▶ _Aim of the task_
Every entry must be copied word for word.

***** Data in this exercise

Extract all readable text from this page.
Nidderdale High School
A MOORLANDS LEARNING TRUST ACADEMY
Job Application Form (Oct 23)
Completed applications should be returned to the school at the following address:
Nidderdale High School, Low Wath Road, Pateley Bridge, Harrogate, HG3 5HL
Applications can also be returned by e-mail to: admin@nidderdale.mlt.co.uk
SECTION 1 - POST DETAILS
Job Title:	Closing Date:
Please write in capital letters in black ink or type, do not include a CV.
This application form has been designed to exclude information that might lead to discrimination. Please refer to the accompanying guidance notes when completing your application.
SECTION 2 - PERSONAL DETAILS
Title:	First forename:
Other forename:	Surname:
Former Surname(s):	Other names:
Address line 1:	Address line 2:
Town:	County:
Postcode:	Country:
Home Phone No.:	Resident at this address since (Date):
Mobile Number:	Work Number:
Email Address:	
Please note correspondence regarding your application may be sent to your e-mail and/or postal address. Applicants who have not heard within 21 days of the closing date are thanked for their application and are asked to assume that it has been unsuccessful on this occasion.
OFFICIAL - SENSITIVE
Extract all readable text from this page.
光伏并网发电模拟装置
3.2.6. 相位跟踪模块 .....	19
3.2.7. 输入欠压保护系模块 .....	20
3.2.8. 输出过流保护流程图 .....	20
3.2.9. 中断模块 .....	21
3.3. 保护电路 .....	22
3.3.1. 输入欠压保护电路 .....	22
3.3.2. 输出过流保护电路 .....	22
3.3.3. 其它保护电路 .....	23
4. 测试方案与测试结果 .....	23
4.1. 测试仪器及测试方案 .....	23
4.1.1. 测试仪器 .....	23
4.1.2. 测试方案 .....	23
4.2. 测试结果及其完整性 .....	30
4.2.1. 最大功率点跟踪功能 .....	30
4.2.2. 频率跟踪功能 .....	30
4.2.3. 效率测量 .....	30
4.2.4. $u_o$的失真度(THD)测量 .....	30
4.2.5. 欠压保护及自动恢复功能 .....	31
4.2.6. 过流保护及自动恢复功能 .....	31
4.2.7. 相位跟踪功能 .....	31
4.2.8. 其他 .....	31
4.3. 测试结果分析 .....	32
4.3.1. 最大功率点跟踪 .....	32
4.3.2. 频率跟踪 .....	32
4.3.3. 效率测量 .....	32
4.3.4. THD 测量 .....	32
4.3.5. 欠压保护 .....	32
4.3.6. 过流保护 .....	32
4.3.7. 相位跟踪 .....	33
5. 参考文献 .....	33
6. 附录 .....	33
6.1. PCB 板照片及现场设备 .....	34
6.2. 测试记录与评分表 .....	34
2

**********

▶ _Solution to the problem_
Extract all readable text from this page.
Nidderdale High School
A MOORLANDS LEARNING TRUST ACADEMY
Job Application Form (Oct 23)
Completed applications should be returned to the school at the following address:
Nidderdale High School, Low Wath Road, Pateley Bridge, Harrogate, HG3 5HL
Applications can also be returned by e-mail to: admin@nidderdale.mlt.co.uk
SECTION 1 - POST DETAILS
Job Title:	Closing Date:
Please write in capital letters in black ink or type, do not include a CV.
This application form has been designed to exclude information that might lead to discrimination. Please refer to the accompanying guidance notes when completing your application.
SECTION 2 - PERSONAL DETAILS
Title:	First forename:
Other forename:	Surname:
Former Surname(s):	Other names:
Address line 1:	Address line 2:
Town:	County:
Postcode:	Country:
Home Phone No.:	Resident at this address since (Date):
Mobile Number:	Work Number:
Email Address:	
Please note correspondence regarding your application may be sent to your e-mail and/or postal address. Applicants who have not heard within 21 days of the closing date are thanked for their application and are asked to assume that it has been unsuccessful on this occasion.
OFFICIAL - SENSITIVE
Extract all readable text from this page.
光伏并网发电模拟装置
3.2.6. 相位跟踪模块 .....	19
3.2.7. 输入欠压保护系模块 .....	20
3.2.8. 输出过流保护流程图 .....	20
3.2.9. 中断模块 .....	21
3.3. 保护电路 .....	22
3.3.1. 输入欠压保护电路 .....	22
3.3.2. 输出过流保护电路 .....	22
3.3.3. 其它保护电路 .....	23
4. 测试方案与测试结果 .....	23
4.1. 测试仪器及测试方案 .....	23
4.1.1. 测试仪器 .....	23
4.1.2. 测试方案 .....	23
4.2. 测试结果及其完整性 .....	30
4.2.1. 最大功率点跟踪功能 .....	30
4.2.2. 频率跟踪功能 .....	30
4.2.3. 效率测量 .....	30
4.2.4. $u_o$的失真度(THD)测量 .....	30
4.2.5. 欠压保护及自动恢复功能 .....	31
4.2.6. 过流保护及自动恢复功能 .....	31
4.2.7. 相位跟踪功能 .....	31
4.2.8. 其他 .....	31
4.3. 测试结果分析 .....	32
4.3.1. 最大功率点跟踪 .....	32
4.3.2. 频率跟踪 .....	32
4.3.3. 效率测量 .....	32
4.3.4. THD 测量 .....	32
4.3.5. 欠压保护 .....	32
4.3.6. 过流保护 .....	32
4.3.7. 相位跟踪 .....	33
5. 参考文献 .....	33
6. 附录 .....	33
6.1. PCB 板照片及现场设备 .....	34
6.2. 测试记录与评分表 .....	34
2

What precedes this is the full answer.